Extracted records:
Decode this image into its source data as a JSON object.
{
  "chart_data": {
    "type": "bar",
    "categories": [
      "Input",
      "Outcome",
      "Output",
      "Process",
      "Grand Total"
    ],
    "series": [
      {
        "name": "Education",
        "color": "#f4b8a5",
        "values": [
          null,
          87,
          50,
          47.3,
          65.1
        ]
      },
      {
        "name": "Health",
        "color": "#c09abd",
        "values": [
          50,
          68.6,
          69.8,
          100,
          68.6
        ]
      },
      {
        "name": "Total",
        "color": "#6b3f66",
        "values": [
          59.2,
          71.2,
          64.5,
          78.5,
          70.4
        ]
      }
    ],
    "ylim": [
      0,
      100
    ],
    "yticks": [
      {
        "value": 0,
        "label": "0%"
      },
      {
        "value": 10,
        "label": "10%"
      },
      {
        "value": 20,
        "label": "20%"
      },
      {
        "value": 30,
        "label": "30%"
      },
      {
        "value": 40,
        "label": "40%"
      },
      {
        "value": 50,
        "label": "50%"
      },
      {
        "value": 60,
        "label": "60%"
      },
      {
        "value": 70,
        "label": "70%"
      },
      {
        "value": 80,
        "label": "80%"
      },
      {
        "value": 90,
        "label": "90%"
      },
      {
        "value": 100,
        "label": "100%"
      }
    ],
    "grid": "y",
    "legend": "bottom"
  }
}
--
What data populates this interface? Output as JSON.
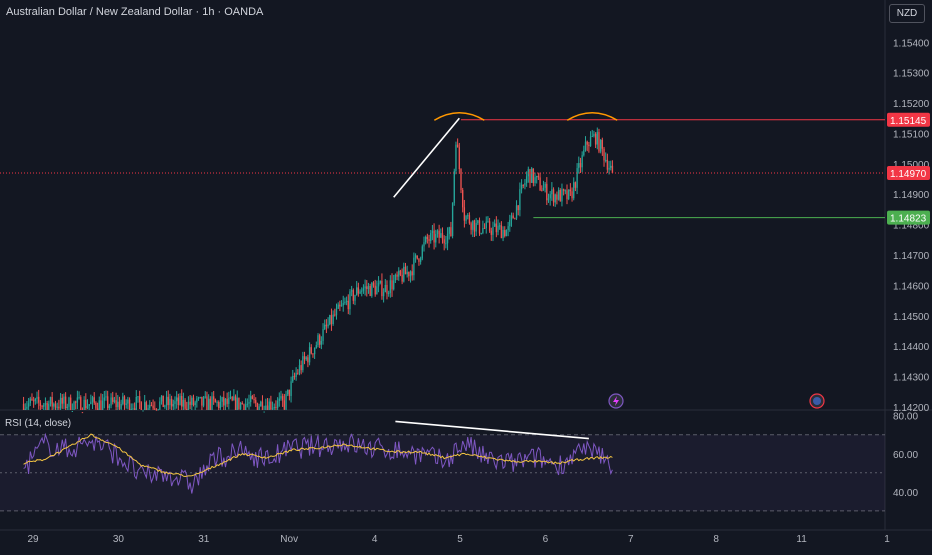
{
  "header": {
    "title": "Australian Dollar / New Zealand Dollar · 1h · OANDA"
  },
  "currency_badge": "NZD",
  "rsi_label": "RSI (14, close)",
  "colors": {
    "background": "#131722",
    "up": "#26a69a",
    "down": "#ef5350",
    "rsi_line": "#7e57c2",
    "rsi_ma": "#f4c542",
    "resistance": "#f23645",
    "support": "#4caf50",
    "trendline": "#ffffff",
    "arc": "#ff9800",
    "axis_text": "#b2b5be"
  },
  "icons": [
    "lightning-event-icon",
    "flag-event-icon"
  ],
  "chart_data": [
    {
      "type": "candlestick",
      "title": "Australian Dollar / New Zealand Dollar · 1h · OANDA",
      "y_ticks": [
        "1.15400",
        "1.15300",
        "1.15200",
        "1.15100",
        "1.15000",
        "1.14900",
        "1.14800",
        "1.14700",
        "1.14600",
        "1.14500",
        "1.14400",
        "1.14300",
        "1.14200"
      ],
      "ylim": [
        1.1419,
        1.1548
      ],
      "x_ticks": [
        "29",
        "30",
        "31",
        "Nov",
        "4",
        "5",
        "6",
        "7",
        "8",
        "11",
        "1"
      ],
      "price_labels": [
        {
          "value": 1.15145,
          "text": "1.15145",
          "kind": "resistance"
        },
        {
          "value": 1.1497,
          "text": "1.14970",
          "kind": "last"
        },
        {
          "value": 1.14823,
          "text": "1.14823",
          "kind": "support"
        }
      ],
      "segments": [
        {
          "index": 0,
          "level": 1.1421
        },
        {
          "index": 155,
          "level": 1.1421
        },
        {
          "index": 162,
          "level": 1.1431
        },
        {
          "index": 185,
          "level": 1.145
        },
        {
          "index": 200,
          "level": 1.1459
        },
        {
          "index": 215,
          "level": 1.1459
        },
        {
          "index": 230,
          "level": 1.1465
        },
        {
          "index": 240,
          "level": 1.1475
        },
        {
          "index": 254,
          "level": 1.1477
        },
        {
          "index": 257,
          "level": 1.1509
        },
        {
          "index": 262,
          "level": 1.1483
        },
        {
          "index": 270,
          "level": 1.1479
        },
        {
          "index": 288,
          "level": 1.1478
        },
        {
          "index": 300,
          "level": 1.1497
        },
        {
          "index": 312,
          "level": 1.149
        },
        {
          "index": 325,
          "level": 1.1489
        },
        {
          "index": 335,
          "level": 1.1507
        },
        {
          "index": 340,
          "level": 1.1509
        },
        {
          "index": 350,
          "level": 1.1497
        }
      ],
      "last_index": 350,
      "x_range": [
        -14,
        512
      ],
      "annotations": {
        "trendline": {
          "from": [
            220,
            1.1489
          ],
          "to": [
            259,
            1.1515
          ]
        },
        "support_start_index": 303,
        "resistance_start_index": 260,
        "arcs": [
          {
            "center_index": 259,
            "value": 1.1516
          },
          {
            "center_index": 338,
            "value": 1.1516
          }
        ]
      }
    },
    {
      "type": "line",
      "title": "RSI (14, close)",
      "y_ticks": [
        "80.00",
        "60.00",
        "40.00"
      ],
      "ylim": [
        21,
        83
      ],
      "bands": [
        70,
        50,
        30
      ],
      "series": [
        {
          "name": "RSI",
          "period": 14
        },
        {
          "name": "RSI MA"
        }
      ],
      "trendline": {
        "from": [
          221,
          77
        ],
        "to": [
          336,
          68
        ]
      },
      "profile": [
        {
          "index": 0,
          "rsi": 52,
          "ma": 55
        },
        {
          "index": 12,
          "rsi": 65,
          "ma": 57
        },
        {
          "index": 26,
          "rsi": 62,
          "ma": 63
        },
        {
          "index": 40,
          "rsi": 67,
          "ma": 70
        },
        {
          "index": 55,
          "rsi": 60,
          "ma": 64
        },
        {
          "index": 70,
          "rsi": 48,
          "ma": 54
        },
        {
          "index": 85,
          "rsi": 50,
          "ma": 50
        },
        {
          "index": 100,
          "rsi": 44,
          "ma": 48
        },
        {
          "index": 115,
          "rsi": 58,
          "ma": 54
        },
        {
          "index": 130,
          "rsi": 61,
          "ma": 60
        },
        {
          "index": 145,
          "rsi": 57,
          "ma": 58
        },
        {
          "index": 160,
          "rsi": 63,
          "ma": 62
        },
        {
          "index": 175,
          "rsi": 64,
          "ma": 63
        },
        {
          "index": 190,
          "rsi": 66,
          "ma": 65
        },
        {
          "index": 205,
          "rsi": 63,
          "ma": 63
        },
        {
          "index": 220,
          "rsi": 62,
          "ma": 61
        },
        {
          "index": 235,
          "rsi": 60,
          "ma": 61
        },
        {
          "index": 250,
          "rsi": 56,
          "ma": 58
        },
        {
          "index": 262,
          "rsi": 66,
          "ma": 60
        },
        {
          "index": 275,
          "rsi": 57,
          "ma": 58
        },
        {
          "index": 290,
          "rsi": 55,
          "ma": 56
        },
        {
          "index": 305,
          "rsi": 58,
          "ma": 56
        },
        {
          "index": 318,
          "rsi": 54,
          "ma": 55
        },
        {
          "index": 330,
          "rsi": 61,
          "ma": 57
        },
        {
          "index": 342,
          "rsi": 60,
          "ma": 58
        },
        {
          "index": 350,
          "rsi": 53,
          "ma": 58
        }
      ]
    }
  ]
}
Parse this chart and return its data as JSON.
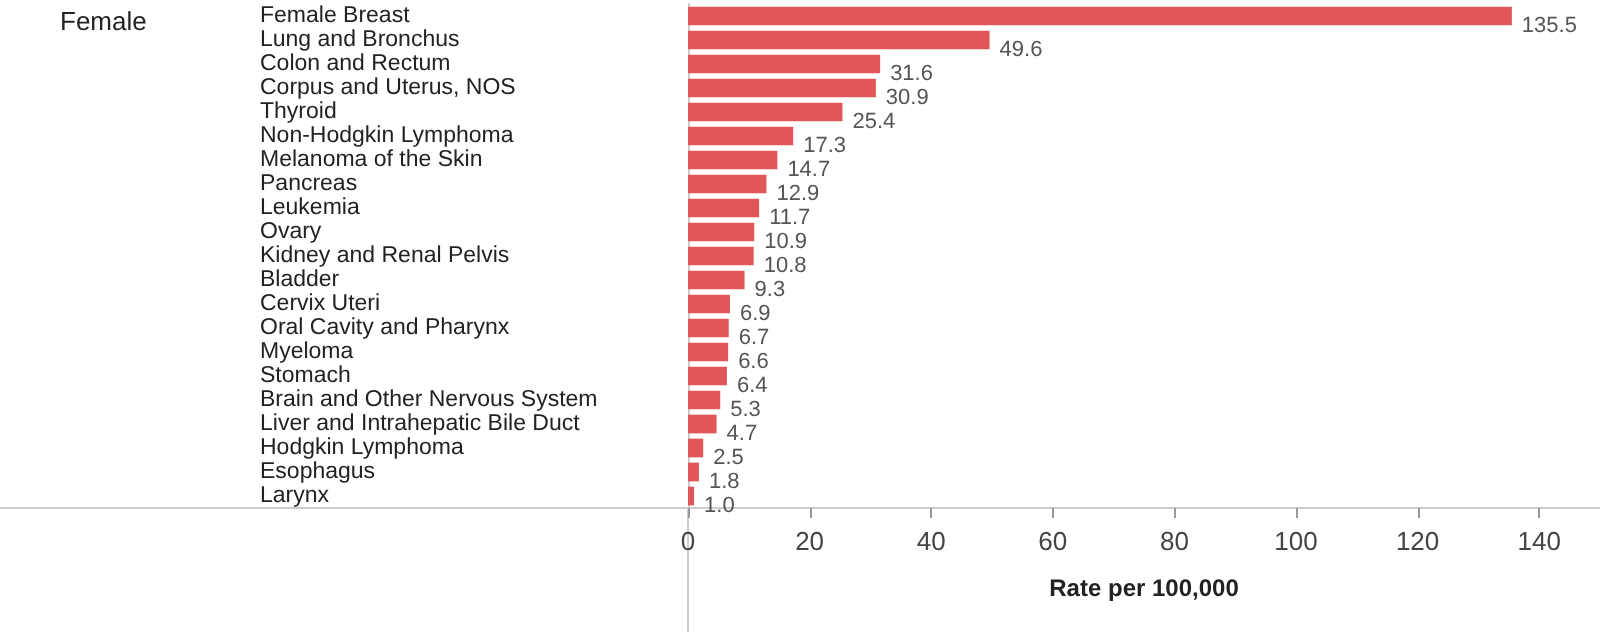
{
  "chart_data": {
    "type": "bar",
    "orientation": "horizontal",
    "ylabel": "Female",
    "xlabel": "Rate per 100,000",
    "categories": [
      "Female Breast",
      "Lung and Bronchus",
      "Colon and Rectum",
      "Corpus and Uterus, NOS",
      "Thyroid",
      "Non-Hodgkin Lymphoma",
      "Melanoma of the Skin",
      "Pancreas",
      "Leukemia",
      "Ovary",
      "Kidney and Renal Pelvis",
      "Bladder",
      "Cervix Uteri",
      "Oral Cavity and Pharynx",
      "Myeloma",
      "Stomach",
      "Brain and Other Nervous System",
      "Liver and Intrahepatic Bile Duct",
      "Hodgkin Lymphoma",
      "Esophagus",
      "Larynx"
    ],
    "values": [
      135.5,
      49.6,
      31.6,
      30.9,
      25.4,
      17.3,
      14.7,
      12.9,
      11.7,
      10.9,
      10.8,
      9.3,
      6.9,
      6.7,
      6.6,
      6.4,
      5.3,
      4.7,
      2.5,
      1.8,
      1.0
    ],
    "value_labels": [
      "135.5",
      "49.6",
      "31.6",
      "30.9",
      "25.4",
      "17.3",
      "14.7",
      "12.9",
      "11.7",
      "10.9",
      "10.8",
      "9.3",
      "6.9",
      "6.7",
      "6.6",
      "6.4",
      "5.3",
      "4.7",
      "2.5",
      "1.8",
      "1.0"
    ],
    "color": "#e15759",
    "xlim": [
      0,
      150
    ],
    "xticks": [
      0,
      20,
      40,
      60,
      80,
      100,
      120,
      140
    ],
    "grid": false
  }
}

_Problem requirements_. Looking at the records above, report how many lines contain the word "kind". Answer with the number only.

_Output for this exercise_. 3